EXERCISE INSTRUCTIONS - Copy every line of the records below where the word "which" occurs.
start
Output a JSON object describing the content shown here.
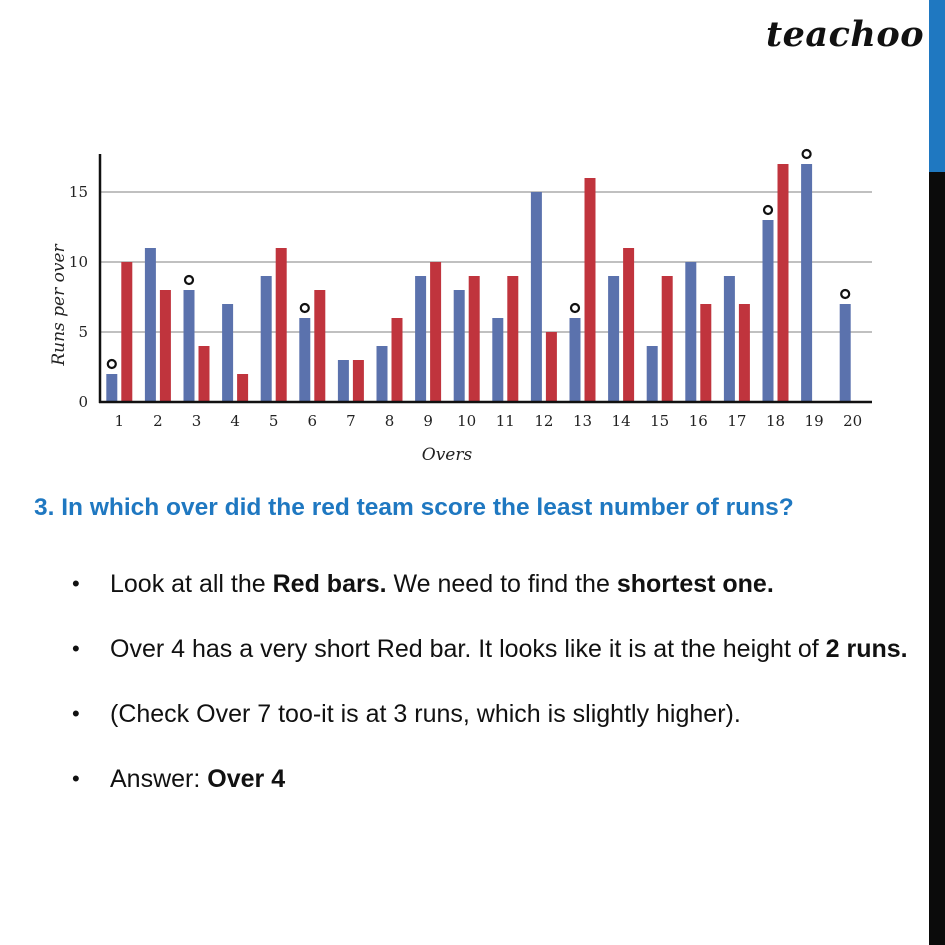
{
  "brand": {
    "logo_text": "teachoo"
  },
  "colors": {
    "blue": "#5b72ad",
    "red": "#c0343d",
    "accent": "#1f78c1",
    "sidebar": "#0b0b0b"
  },
  "chart_data": {
    "type": "bar",
    "title": "",
    "xlabel": "Overs",
    "ylabel": "Runs per over",
    "ylim": [
      0,
      17.5
    ],
    "yticks": [
      0,
      5,
      10,
      15
    ],
    "grid": true,
    "legend": "none",
    "categories": [
      "1",
      "2",
      "3",
      "4",
      "5",
      "6",
      "7",
      "8",
      "9",
      "10",
      "11",
      "12",
      "13",
      "14",
      "15",
      "16",
      "17",
      "18",
      "19",
      "20"
    ],
    "series": [
      {
        "color": "#5b72ad",
        "values": [
          2,
          11,
          8,
          7,
          9,
          6,
          3,
          4,
          9,
          8,
          6,
          15,
          6,
          9,
          4,
          10,
          9,
          13,
          17,
          7
        ]
      },
      {
        "color": "#c0343d",
        "values": [
          10,
          8,
          4,
          2,
          11,
          8,
          3,
          6,
          10,
          9,
          9,
          5,
          16,
          11,
          9,
          7,
          7,
          17,
          null,
          null
        ]
      }
    ],
    "markers": {
      "symbol": "circle",
      "on_series": 0,
      "overs": [
        1,
        3,
        6,
        13,
        18,
        19,
        20
      ]
    }
  },
  "question": "3. In which over did the red team score the least number of runs?",
  "bullets": [
    {
      "parts": [
        {
          "t": "Look at all the "
        },
        {
          "t": "Red bars.",
          "b": true
        },
        {
          "t": " We need to find the "
        },
        {
          "t": "shortest one.",
          "b": true
        }
      ]
    },
    {
      "parts": [
        {
          "t": "Over 4 has a very short Red bar. It looks like it is at the height of "
        },
        {
          "t": "2 runs.",
          "b": true
        }
      ]
    },
    {
      "parts": [
        {
          "t": "(Check Over 7 too-it is at 3 runs, which is slightly higher)."
        }
      ]
    },
    {
      "parts": [
        {
          "t": "Answer: "
        },
        {
          "t": "Over 4",
          "b": true
        }
      ]
    }
  ]
}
end
RESPONSE -
  "question": "3. In which over did the red team score the least number of runs?",
          "t": "(Check Over 7 too-it is at 3 runs, which is slightly higher)."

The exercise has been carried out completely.